Given request ::
Tally the lines of the listing that contain the string "this". Give the number and nothing else.
-- BEGIN Data supplied --
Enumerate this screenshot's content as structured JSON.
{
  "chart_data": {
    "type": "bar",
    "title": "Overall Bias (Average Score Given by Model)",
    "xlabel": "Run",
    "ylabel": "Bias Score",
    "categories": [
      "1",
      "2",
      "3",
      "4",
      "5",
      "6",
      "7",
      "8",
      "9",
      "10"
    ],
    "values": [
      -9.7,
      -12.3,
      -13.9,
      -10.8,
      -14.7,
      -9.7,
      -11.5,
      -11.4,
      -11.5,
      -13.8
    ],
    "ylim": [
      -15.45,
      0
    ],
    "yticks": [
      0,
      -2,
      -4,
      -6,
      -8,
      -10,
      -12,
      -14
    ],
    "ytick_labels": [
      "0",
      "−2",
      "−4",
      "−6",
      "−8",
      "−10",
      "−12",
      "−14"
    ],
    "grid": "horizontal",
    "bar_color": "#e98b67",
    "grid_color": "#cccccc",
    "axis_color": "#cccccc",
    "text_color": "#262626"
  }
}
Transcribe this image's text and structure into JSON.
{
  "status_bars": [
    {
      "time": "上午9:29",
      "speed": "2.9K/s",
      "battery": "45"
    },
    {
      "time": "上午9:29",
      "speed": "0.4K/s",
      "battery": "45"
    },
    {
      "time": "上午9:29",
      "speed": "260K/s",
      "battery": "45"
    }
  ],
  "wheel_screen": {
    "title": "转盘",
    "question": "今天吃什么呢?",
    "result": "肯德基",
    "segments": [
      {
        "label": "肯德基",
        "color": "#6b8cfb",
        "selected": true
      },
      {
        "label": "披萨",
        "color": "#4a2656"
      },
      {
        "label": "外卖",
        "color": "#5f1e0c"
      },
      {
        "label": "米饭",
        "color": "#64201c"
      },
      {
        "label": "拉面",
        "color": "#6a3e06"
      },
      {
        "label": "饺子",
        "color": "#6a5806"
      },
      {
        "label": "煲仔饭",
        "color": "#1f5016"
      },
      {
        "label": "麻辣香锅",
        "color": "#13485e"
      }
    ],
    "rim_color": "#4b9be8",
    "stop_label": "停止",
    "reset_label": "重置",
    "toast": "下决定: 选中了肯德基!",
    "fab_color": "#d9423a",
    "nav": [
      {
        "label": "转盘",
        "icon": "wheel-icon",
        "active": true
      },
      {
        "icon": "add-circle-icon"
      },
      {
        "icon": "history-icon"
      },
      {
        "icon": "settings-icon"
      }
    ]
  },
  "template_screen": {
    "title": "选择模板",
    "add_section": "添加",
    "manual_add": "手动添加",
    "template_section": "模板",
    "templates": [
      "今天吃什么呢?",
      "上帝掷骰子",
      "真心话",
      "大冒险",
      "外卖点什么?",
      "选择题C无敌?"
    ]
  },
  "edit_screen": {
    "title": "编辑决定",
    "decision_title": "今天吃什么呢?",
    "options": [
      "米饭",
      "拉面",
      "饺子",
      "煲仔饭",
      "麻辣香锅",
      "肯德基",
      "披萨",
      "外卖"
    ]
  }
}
-- END Data supplied --
-- BEGIN Data supplied --
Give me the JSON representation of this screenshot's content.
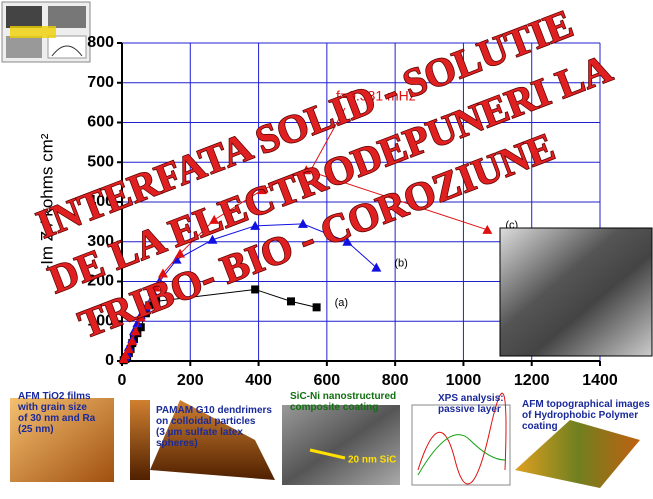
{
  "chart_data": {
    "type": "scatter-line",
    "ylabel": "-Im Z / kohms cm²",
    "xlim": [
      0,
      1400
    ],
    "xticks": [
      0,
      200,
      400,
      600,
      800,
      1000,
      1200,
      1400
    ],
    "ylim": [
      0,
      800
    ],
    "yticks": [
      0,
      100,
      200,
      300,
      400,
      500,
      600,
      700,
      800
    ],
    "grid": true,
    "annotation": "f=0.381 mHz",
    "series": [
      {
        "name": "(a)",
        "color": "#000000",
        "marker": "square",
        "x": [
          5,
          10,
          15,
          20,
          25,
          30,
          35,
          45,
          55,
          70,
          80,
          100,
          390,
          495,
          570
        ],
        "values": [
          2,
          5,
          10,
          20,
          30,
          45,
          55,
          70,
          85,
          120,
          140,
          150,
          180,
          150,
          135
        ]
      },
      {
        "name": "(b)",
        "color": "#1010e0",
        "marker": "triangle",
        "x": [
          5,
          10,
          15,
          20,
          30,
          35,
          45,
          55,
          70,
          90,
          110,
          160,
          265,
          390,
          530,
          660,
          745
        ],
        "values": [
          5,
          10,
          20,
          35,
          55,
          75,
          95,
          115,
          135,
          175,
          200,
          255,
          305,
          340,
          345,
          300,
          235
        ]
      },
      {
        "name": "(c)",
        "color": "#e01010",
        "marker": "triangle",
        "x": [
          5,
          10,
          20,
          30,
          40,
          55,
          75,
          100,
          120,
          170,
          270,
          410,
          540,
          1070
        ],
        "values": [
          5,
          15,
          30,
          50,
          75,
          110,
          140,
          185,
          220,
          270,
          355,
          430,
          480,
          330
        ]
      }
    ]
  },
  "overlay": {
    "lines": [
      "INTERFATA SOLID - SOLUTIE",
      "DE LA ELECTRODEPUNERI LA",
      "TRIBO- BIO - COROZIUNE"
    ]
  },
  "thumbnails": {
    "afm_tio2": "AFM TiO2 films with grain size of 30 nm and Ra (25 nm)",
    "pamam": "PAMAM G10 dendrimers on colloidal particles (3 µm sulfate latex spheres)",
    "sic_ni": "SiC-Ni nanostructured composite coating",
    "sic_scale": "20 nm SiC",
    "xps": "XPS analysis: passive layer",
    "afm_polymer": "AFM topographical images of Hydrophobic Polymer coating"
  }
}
-- END Data supplied --
Answer below ::
3